Data listing:

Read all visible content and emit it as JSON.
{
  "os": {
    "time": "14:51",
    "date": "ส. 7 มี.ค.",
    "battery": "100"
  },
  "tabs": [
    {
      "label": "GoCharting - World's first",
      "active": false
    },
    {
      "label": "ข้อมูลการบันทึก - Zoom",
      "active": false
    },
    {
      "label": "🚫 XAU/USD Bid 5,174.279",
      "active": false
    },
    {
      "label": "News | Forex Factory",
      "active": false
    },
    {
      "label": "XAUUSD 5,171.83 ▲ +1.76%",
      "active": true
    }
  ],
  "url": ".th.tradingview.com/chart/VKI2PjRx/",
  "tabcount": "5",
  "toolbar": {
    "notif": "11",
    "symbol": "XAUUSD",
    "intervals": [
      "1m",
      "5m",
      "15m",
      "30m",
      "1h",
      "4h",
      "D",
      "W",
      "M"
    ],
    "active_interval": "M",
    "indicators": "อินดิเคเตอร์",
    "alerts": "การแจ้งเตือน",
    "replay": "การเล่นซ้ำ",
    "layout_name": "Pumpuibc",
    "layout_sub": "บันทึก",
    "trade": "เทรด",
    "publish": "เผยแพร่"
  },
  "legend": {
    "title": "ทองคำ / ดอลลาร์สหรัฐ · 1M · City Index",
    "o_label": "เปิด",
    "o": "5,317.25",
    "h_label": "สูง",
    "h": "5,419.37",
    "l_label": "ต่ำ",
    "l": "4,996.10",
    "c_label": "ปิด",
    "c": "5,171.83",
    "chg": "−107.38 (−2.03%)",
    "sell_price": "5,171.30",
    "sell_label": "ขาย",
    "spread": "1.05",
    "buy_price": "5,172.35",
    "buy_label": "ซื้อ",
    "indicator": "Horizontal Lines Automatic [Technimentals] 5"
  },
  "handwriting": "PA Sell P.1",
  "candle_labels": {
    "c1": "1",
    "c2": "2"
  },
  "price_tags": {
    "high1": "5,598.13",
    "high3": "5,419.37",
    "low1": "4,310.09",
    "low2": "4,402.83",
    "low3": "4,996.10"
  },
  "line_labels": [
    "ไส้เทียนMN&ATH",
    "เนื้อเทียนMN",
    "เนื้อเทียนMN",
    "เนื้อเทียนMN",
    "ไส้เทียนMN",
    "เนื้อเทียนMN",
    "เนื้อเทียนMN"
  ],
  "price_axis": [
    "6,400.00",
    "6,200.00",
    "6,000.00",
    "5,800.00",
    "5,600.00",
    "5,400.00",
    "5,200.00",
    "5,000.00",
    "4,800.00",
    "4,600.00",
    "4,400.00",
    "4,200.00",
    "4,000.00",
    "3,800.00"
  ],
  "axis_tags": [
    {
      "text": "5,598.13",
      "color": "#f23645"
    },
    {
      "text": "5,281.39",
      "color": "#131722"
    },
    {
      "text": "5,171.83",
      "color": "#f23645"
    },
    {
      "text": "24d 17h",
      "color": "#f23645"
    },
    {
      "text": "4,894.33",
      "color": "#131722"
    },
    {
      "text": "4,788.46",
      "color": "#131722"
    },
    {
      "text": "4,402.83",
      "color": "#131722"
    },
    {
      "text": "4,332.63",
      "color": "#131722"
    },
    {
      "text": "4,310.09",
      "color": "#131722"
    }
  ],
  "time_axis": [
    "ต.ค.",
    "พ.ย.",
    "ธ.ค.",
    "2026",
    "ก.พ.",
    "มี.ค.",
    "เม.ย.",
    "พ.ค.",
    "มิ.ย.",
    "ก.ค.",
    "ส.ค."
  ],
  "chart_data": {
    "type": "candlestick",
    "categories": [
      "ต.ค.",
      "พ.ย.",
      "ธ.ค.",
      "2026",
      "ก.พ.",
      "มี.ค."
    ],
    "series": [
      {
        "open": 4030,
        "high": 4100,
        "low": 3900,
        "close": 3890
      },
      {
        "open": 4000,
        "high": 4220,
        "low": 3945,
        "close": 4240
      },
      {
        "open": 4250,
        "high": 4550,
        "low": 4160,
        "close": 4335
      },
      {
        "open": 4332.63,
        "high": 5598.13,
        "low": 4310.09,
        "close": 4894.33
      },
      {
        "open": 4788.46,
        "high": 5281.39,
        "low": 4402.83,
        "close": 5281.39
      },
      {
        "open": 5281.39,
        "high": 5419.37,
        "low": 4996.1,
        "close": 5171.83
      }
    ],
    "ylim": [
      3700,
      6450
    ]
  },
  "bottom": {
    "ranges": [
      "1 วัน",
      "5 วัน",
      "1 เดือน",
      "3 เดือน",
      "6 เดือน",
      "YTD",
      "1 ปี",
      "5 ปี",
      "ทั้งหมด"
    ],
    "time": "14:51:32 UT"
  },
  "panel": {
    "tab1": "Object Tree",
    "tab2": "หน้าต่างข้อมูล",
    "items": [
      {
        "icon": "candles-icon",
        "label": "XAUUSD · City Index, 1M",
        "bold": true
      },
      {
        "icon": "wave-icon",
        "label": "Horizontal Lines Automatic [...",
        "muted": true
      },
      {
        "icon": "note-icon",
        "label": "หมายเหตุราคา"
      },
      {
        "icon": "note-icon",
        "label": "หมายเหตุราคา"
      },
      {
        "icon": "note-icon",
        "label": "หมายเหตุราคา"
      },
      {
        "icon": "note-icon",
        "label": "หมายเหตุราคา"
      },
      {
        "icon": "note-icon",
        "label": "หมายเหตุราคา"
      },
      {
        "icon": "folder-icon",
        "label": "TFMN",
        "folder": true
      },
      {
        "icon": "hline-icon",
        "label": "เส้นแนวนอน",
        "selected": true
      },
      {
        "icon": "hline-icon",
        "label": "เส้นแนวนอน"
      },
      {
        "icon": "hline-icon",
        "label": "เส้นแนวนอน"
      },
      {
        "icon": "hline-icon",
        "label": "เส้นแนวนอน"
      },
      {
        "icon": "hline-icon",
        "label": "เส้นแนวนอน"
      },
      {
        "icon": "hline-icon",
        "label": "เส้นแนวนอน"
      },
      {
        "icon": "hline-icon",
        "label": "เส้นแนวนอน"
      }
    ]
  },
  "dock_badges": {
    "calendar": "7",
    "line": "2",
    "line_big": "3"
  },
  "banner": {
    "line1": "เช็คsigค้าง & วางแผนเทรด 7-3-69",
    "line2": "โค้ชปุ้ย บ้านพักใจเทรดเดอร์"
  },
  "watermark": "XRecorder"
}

» **YOUR GOAL**
Select and copy every line of the material that holds the string "XAUUSD".

» **WORKED SOLUTION**
      "label": "XAUUSD 5,171.83 ▲ +1.76%",
    "symbol": "XAUUSD",
        "label": "XAUUSD · City Index, 1M",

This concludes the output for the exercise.